Given request: Leave the pictures out, and retype all of the material exactly as written.
-*-*-
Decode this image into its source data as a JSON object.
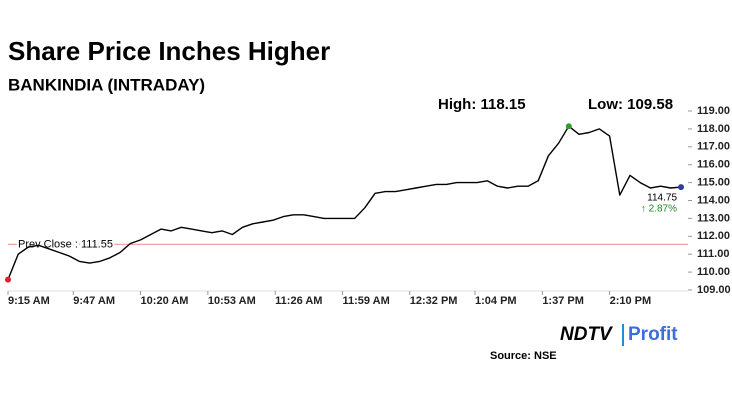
{
  "chart_data": {
    "type": "line",
    "title": "Share Price Inches Higher",
    "subtitle": "BANKINDIA (INTRADAY)",
    "x": [
      "9:15 AM",
      "9:20 AM",
      "9:25 AM",
      "9:30 AM",
      "9:35 AM",
      "9:40 AM",
      "9:45 AM",
      "9:50 AM",
      "9:55 AM",
      "10:00 AM",
      "10:05 AM",
      "10:10 AM",
      "10:15 AM",
      "10:20 AM",
      "10:25 AM",
      "10:30 AM",
      "10:35 AM",
      "10:40 AM",
      "10:45 AM",
      "10:50 AM",
      "10:55 AM",
      "11:00 AM",
      "11:05 AM",
      "11:10 AM",
      "11:15 AM",
      "11:20 AM",
      "11:25 AM",
      "11:30 AM",
      "11:35 AM",
      "11:40 AM",
      "11:45 AM",
      "11:50 AM",
      "11:55 AM",
      "12:00 PM",
      "12:05 PM",
      "12:10 PM",
      "12:15 PM",
      "12:20 PM",
      "12:25 PM",
      "12:30 PM",
      "12:35 PM",
      "12:40 PM",
      "12:45 PM",
      "12:50 PM",
      "12:55 PM",
      "1:00 PM",
      "1:05 PM",
      "1:10 PM",
      "1:15 PM",
      "1:20 PM",
      "1:25 PM",
      "1:30 PM",
      "1:35 PM",
      "1:40 PM",
      "1:45 PM",
      "1:50 PM",
      "1:55 PM",
      "2:00 PM",
      "2:05 PM",
      "2:10 PM",
      "2:15 PM",
      "2:20 PM",
      "2:25 PM",
      "2:30 PM",
      "2:35 PM",
      "2:40 PM",
      "2:45 PM"
    ],
    "values": [
      109.58,
      111.0,
      111.4,
      111.5,
      111.3,
      111.1,
      110.9,
      110.6,
      110.5,
      110.6,
      110.8,
      111.1,
      111.6,
      111.8,
      112.1,
      112.4,
      112.3,
      112.5,
      112.4,
      112.3,
      112.2,
      112.3,
      112.1,
      112.5,
      112.7,
      112.8,
      112.9,
      113.1,
      113.2,
      113.2,
      113.1,
      113.0,
      113.0,
      113.0,
      113.0,
      113.6,
      114.4,
      114.5,
      114.5,
      114.6,
      114.7,
      114.8,
      114.9,
      114.9,
      115.0,
      115.0,
      115.0,
      115.1,
      114.8,
      114.7,
      114.8,
      114.8,
      115.1,
      116.5,
      117.2,
      118.15,
      117.7,
      117.8,
      118.0,
      117.6,
      114.3,
      115.4,
      115.0,
      114.7,
      114.8,
      114.7,
      114.75
    ],
    "color": "#000000",
    "xticks": [
      "9:15 AM",
      "9:47 AM",
      "10:20 AM",
      "10:53 AM",
      "11:26 AM",
      "11:59 AM",
      "12:32 PM",
      "1:04 PM",
      "1:37 PM",
      "2:10 PM"
    ],
    "ylim": [
      109,
      119
    ],
    "yticks": [
      {
        "value": 109,
        "label": "109.00"
      },
      {
        "value": 110,
        "label": "110.00"
      },
      {
        "value": 111,
        "label": "111.00"
      },
      {
        "value": 112,
        "label": "112.00"
      },
      {
        "value": 113,
        "label": "113.00"
      },
      {
        "value": 114,
        "label": "114.00"
      },
      {
        "value": 115,
        "label": "115.00"
      },
      {
        "value": 116,
        "label": "116.00"
      },
      {
        "value": 117,
        "label": "117.00"
      },
      {
        "value": 118,
        "label": "118.00"
      },
      {
        "value": 119,
        "label": "119.00"
      }
    ],
    "high": {
      "value": 118.15,
      "label": "High: 118.15",
      "color": "#2e9e2e"
    },
    "low": {
      "value": 109.58,
      "label": "Low: 109.58",
      "color": "#e0202a"
    },
    "prev_close": {
      "value": 111.55,
      "label": "Prev Close : 111.55",
      "color": "#f2a0a0"
    },
    "last": {
      "value": 114.75,
      "label": "114.75",
      "color": "#2a3fa0"
    },
    "change": {
      "value": 2.87,
      "label": "↑ 2.87%",
      "color": "#1f8a1f"
    },
    "logo": {
      "left": "NDTV",
      "right": "Profit"
    },
    "source": "Source: NSE"
  }
}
-*-*-
Answer for the task:
Decode this image into its source data as a JSON object.
{
  "chart_data": {
    "type": "line",
    "title": "Share Price Inches Higher",
    "subtitle": "BANKINDIA (INTRADAY)",
    "x": [
      "9:15 AM",
      "9:20 AM",
      "9:25 AM",
      "9:30 AM",
      "9:35 AM",
      "9:40 AM",
      "9:45 AM",
      "9:50 AM",
      "9:55 AM",
      "10:00 AM",
      "10:05 AM",
      "10:10 AM",
      "10:15 AM",
      "10:20 AM",
      "10:25 AM",
      "10:30 AM",
      "10:35 AM",
      "10:40 AM",
      "10:45 AM",
      "10:50 AM",
      "10:55 AM",
      "11:00 AM",
      "11:05 AM",
      "11:10 AM",
      "11:15 AM",
      "11:20 AM",
      "11:25 AM",
      "11:30 AM",
      "11:35 AM",
      "11:40 AM",
      "11:45 AM",
      "11:50 AM",
      "11:55 AM",
      "12:00 PM",
      "12:05 PM",
      "12:10 PM",
      "12:15 PM",
      "12:20 PM",
      "12:25 PM",
      "12:30 PM",
      "12:35 PM",
      "12:40 PM",
      "12:45 PM",
      "12:50 PM",
      "12:55 PM",
      "1:00 PM",
      "1:05 PM",
      "1:10 PM",
      "1:15 PM",
      "1:20 PM",
      "1:25 PM",
      "1:30 PM",
      "1:35 PM",
      "1:40 PM",
      "1:45 PM",
      "1:50 PM",
      "1:55 PM",
      "2:00 PM",
      "2:05 PM",
      "2:10 PM",
      "2:15 PM",
      "2:20 PM",
      "2:25 PM",
      "2:30 PM",
      "2:35 PM",
      "2:40 PM",
      "2:45 PM"
    ],
    "values": [
      109.58,
      111.0,
      111.4,
      111.5,
      111.3,
      111.1,
      110.9,
      110.6,
      110.5,
      110.6,
      110.8,
      111.1,
      111.6,
      111.8,
      112.1,
      112.4,
      112.3,
      112.5,
      112.4,
      112.3,
      112.2,
      112.3,
      112.1,
      112.5,
      112.7,
      112.8,
      112.9,
      113.1,
      113.2,
      113.2,
      113.1,
      113.0,
      113.0,
      113.0,
      113.0,
      113.6,
      114.4,
      114.5,
      114.5,
      114.6,
      114.7,
      114.8,
      114.9,
      114.9,
      115.0,
      115.0,
      115.0,
      115.1,
      114.8,
      114.7,
      114.8,
      114.8,
      115.1,
      116.5,
      117.2,
      118.15,
      117.7,
      117.8,
      118.0,
      117.6,
      114.3,
      115.4,
      115.0,
      114.7,
      114.8,
      114.7,
      114.75
    ],
    "color": "#000000",
    "xticks": [
      "9:15 AM",
      "9:47 AM",
      "10:20 AM",
      "10:53 AM",
      "11:26 AM",
      "11:59 AM",
      "12:32 PM",
      "1:04 PM",
      "1:37 PM",
      "2:10 PM"
    ],
    "ylim": [
      109,
      119
    ],
    "yticks": [
      {
        "value": 109,
        "label": "109.00"
      },
      {
        "value": 110,
        "label": "110.00"
      },
      {
        "value": 111,
        "label": "111.00"
      },
      {
        "value": 112,
        "label": "112.00"
      },
      {
        "value": 113,
        "label": "113.00"
      },
      {
        "value": 114,
        "label": "114.00"
      },
      {
        "value": 115,
        "label": "115.00"
      },
      {
        "value": 116,
        "label": "116.00"
      },
      {
        "value": 117,
        "label": "117.00"
      },
      {
        "value": 118,
        "label": "118.00"
      },
      {
        "value": 119,
        "label": "119.00"
      }
    ],
    "high": {
      "value": 118.15,
      "label": "High: 118.15",
      "color": "#2e9e2e"
    },
    "low": {
      "value": 109.58,
      "label": "Low: 109.58",
      "color": "#e0202a"
    },
    "prev_close": {
      "value": 111.55,
      "label": "Prev Close : 111.55",
      "color": "#f2a0a0"
    },
    "last": {
      "value": 114.75,
      "label": "114.75",
      "color": "#2a3fa0"
    },
    "change": {
      "value": 2.87,
      "label": "↑ 2.87%",
      "color": "#1f8a1f"
    },
    "logo": {
      "left": "NDTV",
      "right": "Profit"
    },
    "source": "Source: NSE"
  }
}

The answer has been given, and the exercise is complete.